Requirements: Exclude the pictures; give every entry again exactly as written.

Information supplied:
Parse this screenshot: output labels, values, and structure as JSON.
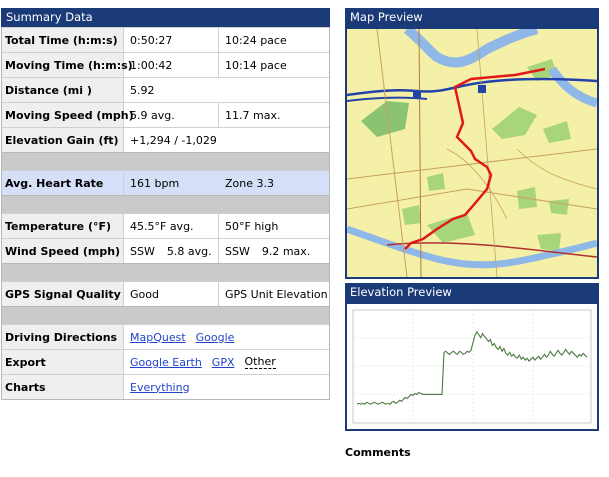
{
  "summary": {
    "title": "Summary Data",
    "rows": [
      {
        "label": "Total Time (h:m:s)",
        "v1": "0:50:27",
        "v2": "10:24 pace"
      },
      {
        "label": "Moving Time (h:m:s)",
        "v1": "1:00:42",
        "v2": "10:14 pace"
      },
      {
        "label": "Distance (mi )",
        "v1": "5.92",
        "v2": ""
      },
      {
        "label": "Moving Speed (mph)",
        "v1": "5.9 avg.",
        "v2": "11.7 max."
      },
      {
        "label": "Elevation Gain (ft)",
        "v1": "+1,294 / -1,029",
        "v2": ""
      },
      {
        "label": "Avg. Heart Rate",
        "v1": "161 bpm",
        "v2": "Zone 3.3"
      },
      {
        "label": "Temperature (°F)",
        "v1": "45.5°F avg.",
        "v2": "50°F high"
      },
      {
        "label": "Wind Speed (mph)",
        "v1a": "SSW",
        "v1b": "5.8 avg.",
        "v2a": "SSW",
        "v2b": "9.2 max."
      },
      {
        "label": "GPS Signal Quality",
        "v1": "Good",
        "v2": "GPS Unit Elevation"
      },
      {
        "label": "Driving Directions",
        "links": [
          "MapQuest",
          "Google"
        ]
      },
      {
        "label": "Export",
        "links": [
          "Google Earth",
          "GPX"
        ],
        "extra": "Other"
      },
      {
        "label": "Charts",
        "links": [
          "Everything"
        ]
      }
    ]
  },
  "map": {
    "title": "Map Preview",
    "colors": {
      "land": "#f5f0a8",
      "park": "#a8d47a",
      "water": "#8fb8e8",
      "route": "#e01818",
      "highway": "#2244aa"
    }
  },
  "elevation": {
    "title": "Elevation Preview",
    "line_color": "#4a7a40",
    "profile": [
      12,
      13,
      12,
      13,
      12,
      14,
      13,
      12,
      13,
      14,
      13,
      12,
      13,
      14,
      13,
      12,
      13,
      12,
      14,
      15,
      13,
      14,
      16,
      15,
      17,
      19,
      18,
      20,
      22,
      21,
      23,
      22,
      24,
      23,
      22,
      22,
      22,
      22,
      22,
      22,
      22,
      22,
      22,
      22,
      22,
      65,
      66,
      64,
      63,
      65,
      66,
      64,
      63,
      66,
      65,
      63,
      64,
      66,
      65,
      67,
      75,
      82,
      86,
      83,
      80,
      84,
      81,
      79,
      76,
      78,
      72,
      74,
      70,
      68,
      71,
      66,
      69,
      64,
      62,
      65,
      61,
      63,
      60,
      59,
      62,
      58,
      60,
      57,
      59,
      56,
      58,
      60,
      57,
      59,
      61,
      58,
      60,
      63,
      60,
      62,
      66,
      63,
      61,
      64,
      67,
      64,
      62,
      65,
      68,
      65,
      63,
      66,
      64,
      62,
      60,
      63,
      61,
      64,
      62,
      60
    ]
  },
  "comments": {
    "title": "Comments"
  }
}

Full output:
Parse this screenshot: output labels, values, and structure as JSON.
{
  "summary": {
    "title": "Summary Data",
    "rows": [
      {
        "label": "Total Time (h:m:s)",
        "v1": "0:50:27",
        "v2": "10:24 pace"
      },
      {
        "label": "Moving Time (h:m:s)",
        "v1": "1:00:42",
        "v2": "10:14 pace"
      },
      {
        "label": "Distance (mi )",
        "v1": "5.92",
        "v2": ""
      },
      {
        "label": "Moving Speed (mph)",
        "v1": "5.9 avg.",
        "v2": "11.7 max."
      },
      {
        "label": "Elevation Gain (ft)",
        "v1": "+1,294 / -1,029",
        "v2": ""
      },
      {
        "label": "Avg. Heart Rate",
        "v1": "161 bpm",
        "v2": "Zone 3.3"
      },
      {
        "label": "Temperature (°F)",
        "v1": "45.5°F avg.",
        "v2": "50°F high"
      },
      {
        "label": "Wind Speed (mph)",
        "v1a": "SSW",
        "v1b": "5.8 avg.",
        "v2a": "SSW",
        "v2b": "9.2 max."
      },
      {
        "label": "GPS Signal Quality",
        "v1": "Good",
        "v2": "GPS Unit Elevation"
      },
      {
        "label": "Driving Directions",
        "links": [
          "MapQuest",
          "Google"
        ]
      },
      {
        "label": "Export",
        "links": [
          "Google Earth",
          "GPX"
        ],
        "extra": "Other"
      },
      {
        "label": "Charts",
        "links": [
          "Everything"
        ]
      }
    ]
  },
  "map": {
    "title": "Map Preview",
    "colors": {
      "land": "#f5f0a8",
      "park": "#a8d47a",
      "water": "#8fb8e8",
      "route": "#e01818",
      "highway": "#2244aa"
    }
  },
  "elevation": {
    "title": "Elevation Preview",
    "line_color": "#4a7a40",
    "profile": [
      12,
      13,
      12,
      13,
      12,
      14,
      13,
      12,
      13,
      14,
      13,
      12,
      13,
      14,
      13,
      12,
      13,
      12,
      14,
      15,
      13,
      14,
      16,
      15,
      17,
      19,
      18,
      20,
      22,
      21,
      23,
      22,
      24,
      23,
      22,
      22,
      22,
      22,
      22,
      22,
      22,
      22,
      22,
      22,
      22,
      65,
      66,
      64,
      63,
      65,
      66,
      64,
      63,
      66,
      65,
      63,
      64,
      66,
      65,
      67,
      75,
      82,
      86,
      83,
      80,
      84,
      81,
      79,
      76,
      78,
      72,
      74,
      70,
      68,
      71,
      66,
      69,
      64,
      62,
      65,
      61,
      63,
      60,
      59,
      62,
      58,
      60,
      57,
      59,
      56,
      58,
      60,
      57,
      59,
      61,
      58,
      60,
      63,
      60,
      62,
      66,
      63,
      61,
      64,
      67,
      64,
      62,
      65,
      68,
      65,
      63,
      66,
      64,
      62,
      60,
      63,
      61,
      64,
      62,
      60
    ]
  },
  "comments": {
    "title": "Comments"
  }
}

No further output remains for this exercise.